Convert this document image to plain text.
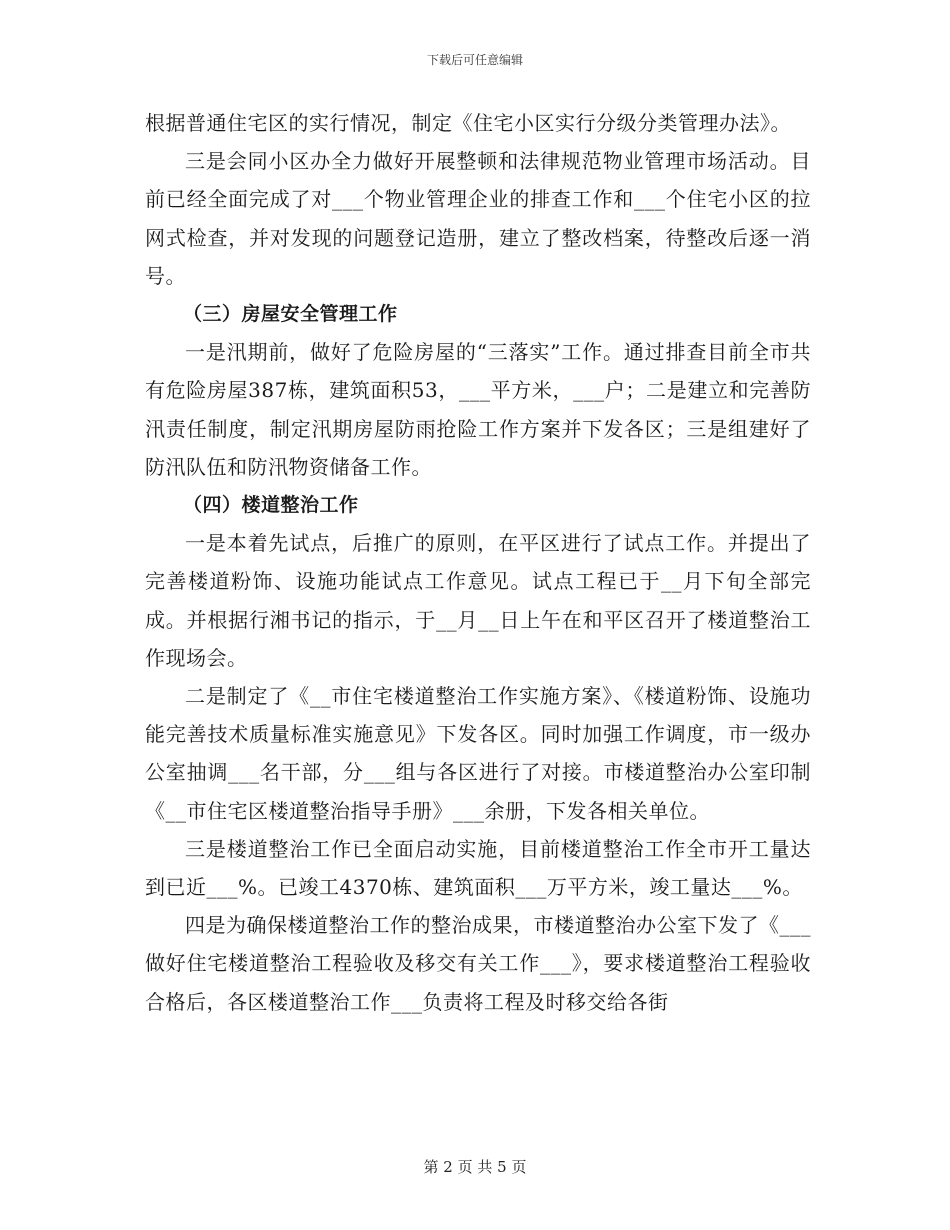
下载后可任意编辑

根据普通住宅区的实行情况，制定《住宅小区实行分级分类管理办法》。

三是会同小区办全力做好开展整顿和法律规范物业管理市场活动。目前已经全面完成了对___个物业管理企业的排查工作和___个住宅小区的拉网式检查，并对发现的问题登记造册，建立了整改档案，待整改后逐一消号。

（三）房屋安全管理工作

一是汛期前，做好了危险房屋的“三落实”工作。通过排查目前全市共有危险房屋387栋，建筑面积53，___平方米，___户；二是建立和完善防汛责任制度，制定汛期房屋防雨抢险工作方案并下发各区；三是组建好了防汛队伍和防汛物资储备工作。

（四）楼道整治工作

一是本着先试点，后推广的原则，在平区进行了试点工作。并提出了完善楼道粉饰、设施功能试点工作意见。试点工程已于__月下旬全部完成。并根据行湘书记的指示，于__月__日上午在和平区召开了楼道整治工作现场会。

二是制定了《__市住宅楼道整治工作实施方案》、《楼道粉饰、设施功能完善技术质量标准实施意见》下发各区。同时加强工作调度，市一级办公室抽调___名干部，分___组与各区进行了对接。市楼道整治办公室印制《__市住宅区楼道整治指导手册》___余册，下发各相关单位。

三是楼道整治工作已全面启动实施，目前楼道整治工作全市开工量达到已近___%。已竣工4370栋、建筑面积___万平方米，竣工量达___%。

四是为确保楼道整治工作的整治成果，市楼道整治办公室下发了《___做好住宅楼道整治工程验收及移交有关工作___》，要求楼道整治工程验收合格后，各区楼道整治工作___负责将工程及时移交给各街

第 2 页 共 5 页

**********

- Exercise task -
Transcribe all of the entries word for word, but skip any pictures they contain.

- Written response -
Convert this document image to plain text.
下载后可任意编辑

根据普通住宅区的实行情况，制定《住宅小区实行分级分类管理办法》。

三是会同小区办全力做好开展整顿和法律规范物业管理市场活动。目前已经全面完成了对___个物业管理企业的排查工作和___个住宅小区的拉网式检查，并对发现的问题登记造册，建立了整改档案，待整改后逐一消号。

（三）房屋安全管理工作

一是汛期前，做好了危险房屋的“三落实”工作。通过排查目前全市共有危险房屋387栋，建筑面积53，___平方米，___户；二是建立和完善防汛责任制度，制定汛期房屋防雨抢险工作方案并下发各区；三是组建好了防汛队伍和防汛物资储备工作。

（四）楼道整治工作

一是本着先试点，后推广的原则，在平区进行了试点工作。并提出了完善楼道粉饰、设施功能试点工作意见。试点工程已于__月下旬全部完成。并根据行湘书记的指示，于__月__日上午在和平区召开了楼道整治工作现场会。

二是制定了《__市住宅楼道整治工作实施方案》、《楼道粉饰、设施功能完善技术质量标准实施意见》下发各区。同时加强工作调度，市一级办公室抽调___名干部，分___组与各区进行了对接。市楼道整治办公室印制《__市住宅区楼道整治指导手册》___余册，下发各相关单位。

三是楼道整治工作已全面启动实施，目前楼道整治工作全市开工量达到已近___%。已竣工4370栋、建筑面积___万平方米，竣工量达___%。

四是为确保楼道整治工作的整治成果，市楼道整治办公室下发了《___做好住宅楼道整治工程验收及移交有关工作___》，要求楼道整治工程验收合格后，各区楼道整治工作___负责将工程及时移交给各街

第 2 页 共 5 页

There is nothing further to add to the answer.